*Given instruction*. Leave out the pictures and transcribe the rest of the records exactly.

*Data excerpts*.

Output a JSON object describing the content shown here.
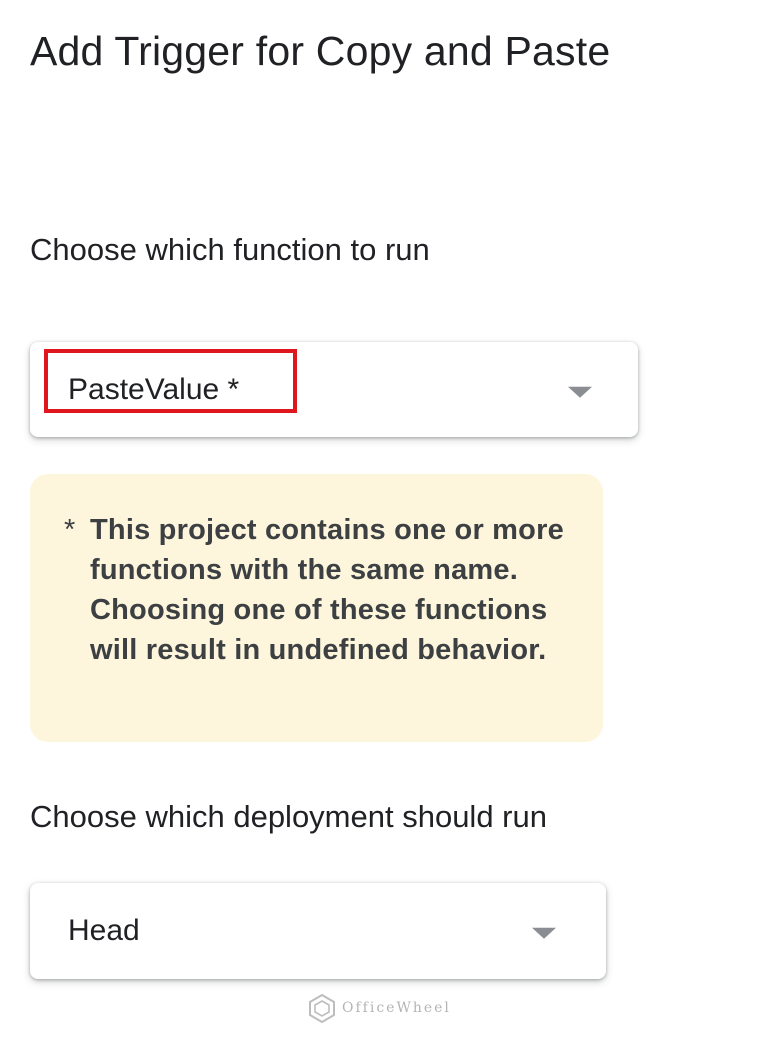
{
  "dialog": {
    "title": "Add Trigger for Copy and Paste"
  },
  "function_section": {
    "label": "Choose which function to run",
    "selected_value": "PasteValue *"
  },
  "warning": {
    "marker": "*",
    "text": "This project contains one or more functions with the same name. Choosing one of these functions will result in undefined behavior."
  },
  "deployment_section": {
    "label": "Choose which deployment should run",
    "selected_value": "Head"
  },
  "watermark": {
    "text": "OfficeWheel"
  },
  "colors": {
    "highlight": "#e0161e",
    "warning_background": "#fdf5dc",
    "text": "#202124"
  },
  "icons": {
    "dropdown": "caret-down-icon",
    "watermark": "officewheel-logo-icon"
  }
}
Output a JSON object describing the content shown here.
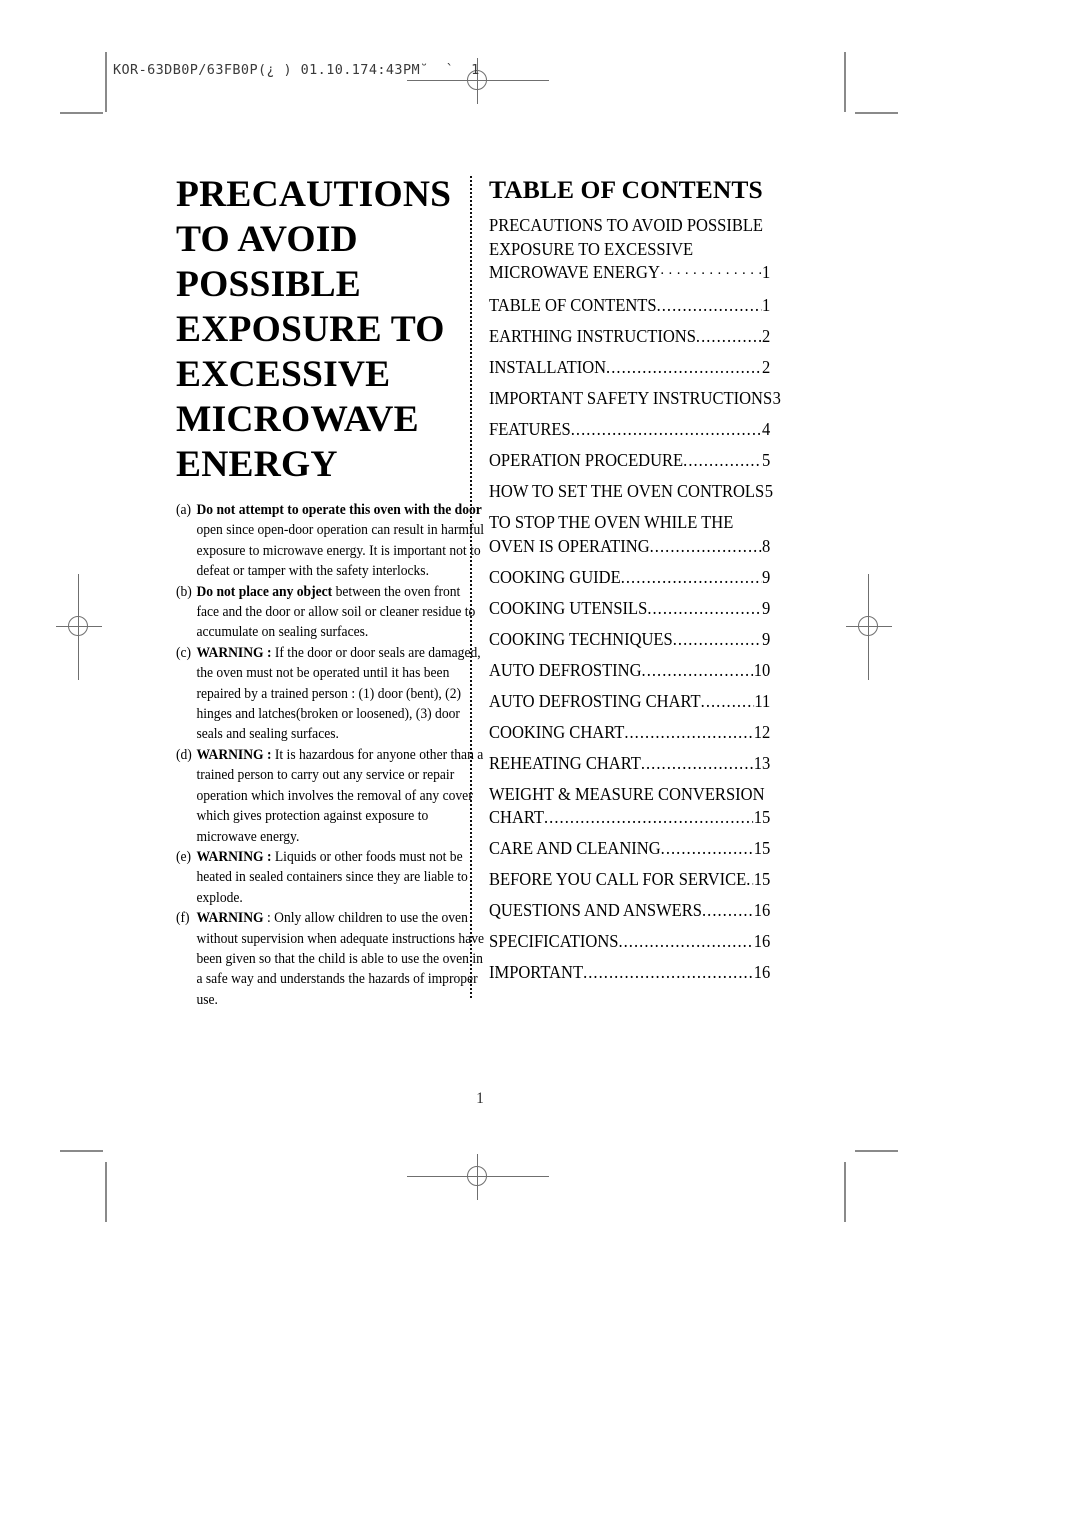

*Answer to the task*.
Output a JSON object describing the content shown here.
{
  "dialog": {
    "title": "Add Trigger for Copy and Paste"
  },
  "function_section": {
    "label": "Choose which function to run",
    "selected_value": "PasteValue *"
  },
  "warning": {
    "marker": "*",
    "text": "This project contains one or more functions with the same name. Choosing one of these functions will result in undefined behavior."
  },
  "deployment_section": {
    "label": "Choose which deployment should run",
    "selected_value": "Head"
  },
  "watermark": {
    "text": "OfficeWheel"
  },
  "colors": {
    "highlight": "#e0161e",
    "warning_background": "#fdf5dc",
    "text": "#202124"
  },
  "icons": {
    "dropdown": "caret-down-icon",
    "watermark": "officewheel-logo-icon"
  }
}
Output a JSON object describing the content shown here.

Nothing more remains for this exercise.